But its only a few graphs into the article that Hitchens turns two to twenty and implies that the much written about NJM article is actually a vindication for fun loving blokes like himself who, he proudly proclaims routinely drink enough to floor a mule. You might well believe a guy with the DT’s wrote it.

The meaning of a “drink or two a day” is quickly forgotten by the booze addled, titular head of “Lush’s For Bush” and suddenly translated to mean drink till you drop.

Hitchens, oblivious to the obvious, proceeds to inform readers that not only does he drink like the proverbial fish and enjoy a healthy heart, but he also has this amazing ability to do lots of work.

He defensively reels off his busy work schedule, books, articles, TV shows, etc which we are to understand means his imbibing has only improved his productivity.

In reality our man Hitch is further confessing that besides being an alcoholic, he’s also a workaholic.

Or in the parlance of A.A., Hitchens is actually revealing that he’s what they call a “Functional Alcoholic.”

On his blogging website Hitchens recently published an angry, paranoid private letter to Nation publisher Victor Navasky.

Here Hitch alleges that Navasky and editor Katrina Vanden Heuvel have conspired to ruin him by running a rather innocuous letter from Studs Terkel. This paranoid tirade evidence is yet another piece of circumstantial evidence that Hitchens’s faculties are out on a three-martini lunch.

▶ Problem to work on:
Copy out the whole piece on Hitchens and his drinking, word for word.

(Labeled region rows)
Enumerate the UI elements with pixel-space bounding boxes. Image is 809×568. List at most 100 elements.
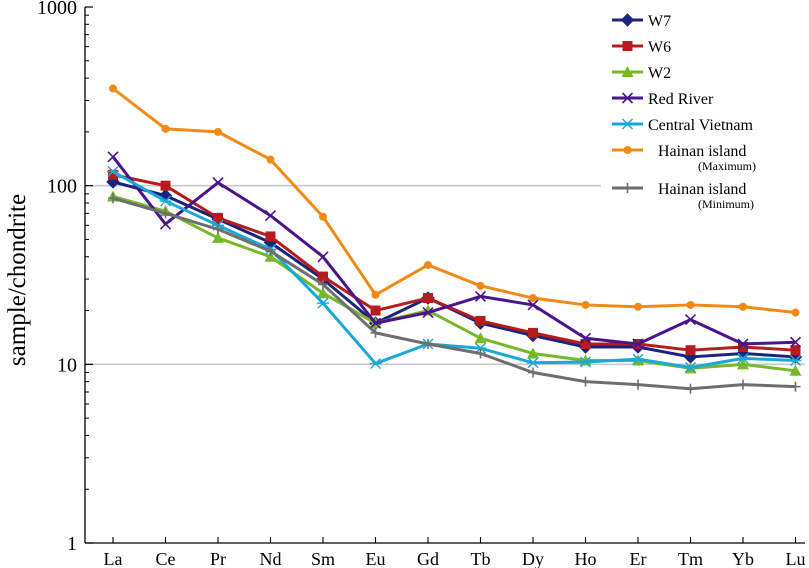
legend-item-hainan-island-maximum: Hainan island(Maximum): [612, 143, 756, 173]
x-tick-label-tb: Tb: [471, 549, 491, 568]
point-red-river-ho: [579, 332, 592, 344]
series-line-red-river: [111, 155, 796, 346]
point-red-river-eu: [369, 317, 382, 329]
y-tick-label-1000: 1000: [37, 0, 77, 19]
x-tick-label-er: Er: [630, 549, 647, 568]
legend-item-w7: W7: [612, 13, 671, 30]
x-stroke-b: [264, 210, 277, 222]
point-hainan-island-maximum-ho: [581, 300, 590, 309]
series-line-central-vietnam: [112, 170, 796, 370]
legend-item-w6: W6: [612, 39, 671, 56]
point-hainan-island-maximum-er: [634, 302, 642, 311]
x-tick-label-lu: Lu: [786, 549, 806, 568]
series-central-vietnam: [107, 166, 802, 373]
point-hainan-island-maximum-pr: [214, 127, 222, 136]
point-hainan-island-maximum-nd: [266, 155, 275, 164]
legend-item-red-river: Red River: [612, 91, 714, 108]
point-w6-dy: [528, 327, 538, 338]
point-hainan-island-maximum-lu: [791, 308, 800, 317]
y-tick-label-1: 1: [67, 533, 77, 555]
x-stroke-b: [789, 336, 802, 348]
point-w6-tb: [475, 315, 486, 326]
legend-item-central-vietnam: Central Vietnam: [612, 117, 753, 134]
x-tick-label-eu: Eu: [366, 549, 386, 568]
point-central-vietnam-sm: [317, 297, 329, 309]
series-layer: [106, 84, 803, 394]
x-stroke-b: [107, 151, 119, 163]
x-stroke-b: [684, 314, 697, 326]
point-w2-dy: [527, 347, 539, 359]
x-stroke-b: [621, 92, 634, 104]
point-w6-la: [108, 169, 118, 180]
legend-label: Red River: [648, 91, 714, 108]
point-red-river-tm: [684, 314, 697, 326]
point-red-river-pr: [212, 177, 224, 189]
point-red-river-yb: [737, 338, 749, 350]
legend-label: Hainan island: [658, 143, 746, 160]
point-central-vietnam-yb: [737, 352, 749, 364]
point-hainan-island-maximum-la: [109, 84, 117, 93]
point-red-river-er: [632, 338, 644, 350]
point-red-river-sm: [317, 251, 329, 263]
legend-item-hainan-island-minimum: Hainan island(Minimum): [612, 181, 754, 211]
point-w6-nd: [265, 231, 276, 242]
legend-label: Hainan island: [658, 181, 746, 198]
point-w6-pr: [213, 212, 223, 223]
point-hainan-island-maximum-gd: [424, 260, 432, 269]
point-red-river-nd: [264, 210, 277, 222]
point-hainan-island-minimum-ce: [160, 208, 171, 219]
point-w6-sm: [318, 271, 328, 282]
x-tick-label-yb: Yb: [732, 549, 754, 568]
point-w6-eu: [370, 305, 381, 316]
legend: W7 W6 W2 Red River Central Vietnam Hainan isl…: [601, 7, 805, 235]
x-tick-label-sm: Sm: [311, 549, 335, 568]
point-w2-pr: [212, 231, 224, 243]
point-hainan-island-minimum-dy: [528, 367, 538, 378]
point-hainan-island-minimum-ho: [580, 376, 591, 387]
y-tick-label-10: 10: [57, 354, 77, 376]
x-tick-label-pr: Pr: [210, 549, 226, 568]
series-red-river: [107, 151, 802, 350]
series-hainan-island-minimum: [108, 193, 801, 394]
point-red-river-la: [107, 151, 119, 163]
x-tick-label-tm: Tm: [678, 549, 703, 568]
point-red-river-dy: [527, 299, 539, 311]
point-red-river-ce: [159, 218, 172, 230]
legend-label: Central Vietnam: [648, 117, 753, 134]
point-hainan-island-minimum-nd: [265, 246, 276, 257]
point-hainan-island-minimum-gd: [423, 338, 433, 349]
point-central-vietnam-eu: [369, 358, 382, 370]
point-w2-tb: [474, 332, 487, 344]
x-stroke-b: [159, 218, 172, 230]
point-hainan-island-minimum-yb: [738, 379, 748, 390]
x-tick-label-ho: Ho: [575, 549, 597, 568]
legend-label: W6: [648, 39, 671, 56]
point-hainan-island-minimum-eu: [370, 327, 381, 338]
legend-sublabel: (Minimum): [698, 197, 754, 211]
point-hainan-island-maximum-tb: [476, 281, 485, 290]
x-stroke-b: [369, 317, 382, 329]
x-tick-label-la: La: [104, 549, 123, 568]
point-red-river-gd: [422, 306, 434, 319]
legend-label: W7: [648, 13, 671, 30]
series-line-hainan-island-minimum: [112, 196, 796, 391]
point-hainan-island-minimum-sm: [318, 279, 328, 290]
point-hainan-island-maximum-dy: [529, 294, 537, 303]
legend-swatch-marker: [621, 92, 634, 104]
point-w2-lu: [789, 364, 802, 376]
point-hainan-island-minimum-tm: [685, 383, 696, 394]
legend-swatch-marker: [622, 41, 633, 51]
point-hainan-island-maximum-ce: [161, 124, 170, 133]
point-w6-gd: [423, 293, 433, 304]
legend-swatch-marker: [622, 183, 633, 193]
x-stroke-b: [527, 299, 539, 311]
x-stroke-b: [212, 177, 224, 189]
point-central-vietnam-la: [107, 166, 119, 178]
point-hainan-island-minimum-er: [633, 379, 643, 390]
legend-label: W2: [648, 65, 671, 82]
point-central-vietnam-dy: [527, 357, 539, 369]
point-hainan-island-minimum-lu: [790, 381, 801, 392]
point-central-vietnam-tm: [684, 362, 697, 373]
x-stroke-b: [737, 338, 749, 350]
point-hainan-island-minimum-tb: [475, 348, 486, 359]
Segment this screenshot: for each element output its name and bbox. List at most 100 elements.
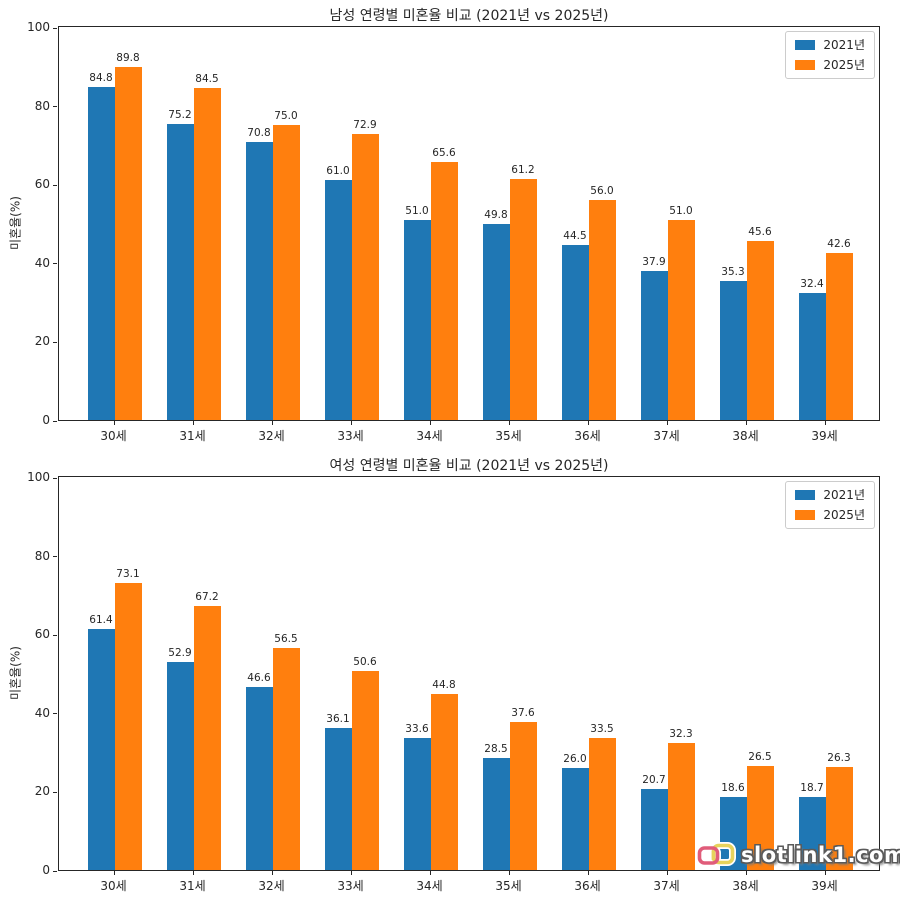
x-tick-label: 37세	[653, 879, 680, 893]
x-tick-mark	[824, 421, 826, 425]
bar-2021년	[245, 686, 273, 870]
plot-area: 2021년 2025년 84.8 89.8 75.2 84.5 70.8 75.0 61.0 7…	[58, 26, 880, 421]
y-tick-label: 0	[42, 863, 50, 877]
legend-item: 2025년	[795, 59, 865, 71]
bar-value-label: 44.8	[432, 678, 456, 691]
x-tick-mark	[429, 421, 431, 425]
legend-swatch	[795, 40, 816, 50]
y-tick-mark	[53, 106, 57, 108]
bar-2025년	[746, 240, 774, 420]
x-tick-label: 32세	[258, 429, 285, 443]
bar-2025년	[272, 647, 300, 870]
bar-2021년	[561, 767, 589, 870]
bar-value-label: 28.5	[484, 743, 508, 755]
bar-2025년	[114, 67, 142, 420]
bar-2025년	[825, 252, 853, 420]
y-tick-label: 60	[34, 627, 50, 642]
x-tick-label: 31세	[179, 879, 206, 893]
bar-2025년	[193, 605, 221, 870]
x-tick-label: 33세	[337, 879, 364, 893]
bar-2025년	[746, 765, 774, 870]
bar-2021년	[640, 271, 668, 420]
x-tick-label: 36세	[574, 879, 601, 893]
x-tick-mark	[192, 871, 194, 875]
y-tick-mark	[53, 420, 57, 422]
bar-value-label: 56.5	[274, 632, 298, 645]
legend: 2021년 2025년	[785, 481, 875, 529]
x-tick-mark	[271, 871, 273, 875]
bar-value-label: 49.8	[484, 209, 508, 222]
bar-value-label: 18.6	[721, 781, 745, 794]
x-tick-label: 39세	[811, 429, 838, 443]
bar-value-label: 46.6	[247, 671, 271, 684]
chart-title: 여성 연령별 미혼율 비교 (2021년 vs 2025년)	[329, 458, 609, 474]
bar-value-label: 75.2	[168, 109, 192, 122]
bar-value-label: 75.0	[274, 110, 298, 123]
bar-2021년	[87, 86, 115, 420]
x-tick-mark	[113, 871, 115, 875]
y-axis-label: 미혼율(%)	[8, 196, 23, 250]
y-tick-mark	[53, 791, 57, 793]
bar-2021년	[403, 219, 431, 420]
bar-value-label: 84.8	[89, 71, 113, 84]
x-tick-label: 34세	[416, 429, 443, 443]
legend-swatch	[795, 490, 816, 500]
bar-value-label: 37.6	[511, 707, 535, 720]
x-tick-label: 32세	[258, 879, 285, 893]
x-tick-mark	[508, 871, 510, 875]
bar-value-label: 26.3	[827, 751, 851, 764]
bar-value-label: 32.3	[669, 728, 693, 741]
bar-2025년	[667, 219, 695, 420]
bar-value-label: 42.6	[827, 237, 851, 250]
bar-2025년	[509, 179, 537, 420]
y-tick-mark	[53, 27, 57, 29]
x-tick-label: 39세	[811, 879, 838, 893]
bar-2025년	[509, 722, 537, 870]
x-tick-mark	[508, 421, 510, 425]
bar-2025년	[430, 162, 458, 420]
x-tick-label: 35세	[495, 879, 522, 893]
bar-2025년	[351, 671, 379, 870]
bar-2025년	[667, 743, 695, 870]
bar-2021년	[245, 141, 273, 420]
bar-value-label: 51.0	[669, 204, 693, 217]
bar-value-label: 89.8	[116, 52, 140, 65]
x-tick-mark	[350, 421, 352, 425]
bar-2021년	[640, 788, 668, 870]
x-tick-mark	[113, 421, 115, 425]
legend-label: 2025년	[823, 58, 865, 72]
y-tick-mark	[53, 263, 57, 265]
y-tick-label: 20	[34, 784, 50, 799]
legend-label: 2021년	[823, 38, 865, 52]
bar-value-label: 35.3	[721, 266, 745, 279]
bar-2025년	[193, 87, 221, 420]
y-tick-label: 40	[34, 705, 50, 720]
bar-value-label: 37.9	[642, 256, 666, 269]
x-tick-label: 33세	[337, 429, 364, 443]
x-tick-mark	[350, 871, 352, 875]
bar-value-label: 26.5	[748, 750, 772, 763]
bar-2025년	[430, 693, 458, 870]
y-tick-label: 100	[27, 20, 50, 34]
bar-value-label: 61.0	[326, 165, 350, 178]
y-tick-label: 80	[34, 98, 50, 113]
watermark: slotlink1.com	[696, 840, 900, 870]
bar-2025년	[114, 582, 142, 870]
legend-swatch	[795, 60, 816, 70]
bar-value-label: 20.7	[642, 773, 666, 786]
bar-2021년	[482, 224, 510, 420]
bar-value-label: 61.4	[89, 613, 113, 626]
legend-swatch	[795, 510, 816, 520]
x-tick-mark	[271, 421, 273, 425]
bar-value-label: 36.1	[326, 713, 350, 726]
bar-2021년	[166, 124, 194, 420]
bar-2021년	[324, 180, 352, 420]
y-tick-label: 100	[27, 470, 50, 484]
bar-value-label: 61.2	[511, 164, 535, 177]
x-tick-label: 34세	[416, 879, 443, 893]
y-tick-mark	[53, 870, 57, 872]
y-tick-label: 20	[34, 334, 50, 349]
bar-value-label: 84.5	[195, 72, 219, 85]
x-tick-mark	[587, 871, 589, 875]
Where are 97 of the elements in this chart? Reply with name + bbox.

▶ Worked answer:
But its only a few graphs into the article that Hitchens turns two to twenty and implies that the much written about NJM article is actually a vindication for fun loving blokes like himself who, he proudly proclaims routinely drink enough to floor a mule. You might well believe a guy with the DT’s wrote it.

The meaning of a “drink or two a day” is quickly forgotten by the booze addled, titular head of “Lush’s For Bush” and suddenly translated to mean drink till you drop.

Hitchens, oblivious to the obvious, proceeds to inform readers that not only does he drink like the proverbial fish and enjoy a healthy heart, but he also has this amazing ability to do lots of work.

He defensively reels off his busy work schedule, books, articles, TV shows, etc which we are to understand means his imbibing has only improved his productivity.

In reality our man Hitch is further confessing that besides being an alcoholic, he’s also a workaholic.

Or in the parlance of A.A., Hitchens is actually revealing that he’s what they call a “Functional Alcoholic.”

On his blogging website Hitchens recently published an angry, paranoid private letter to Nation publisher Victor Navasky.

Here Hitch alleges that Navasky and editor Katrina Vanden Heuvel have conspired to ruin him by running a rather innocuous letter from Studs Terkel. This paranoid tirade evidence is yet another piece of circumstantial evidence that Hitchens’s faculties are out on a three-martini lunch.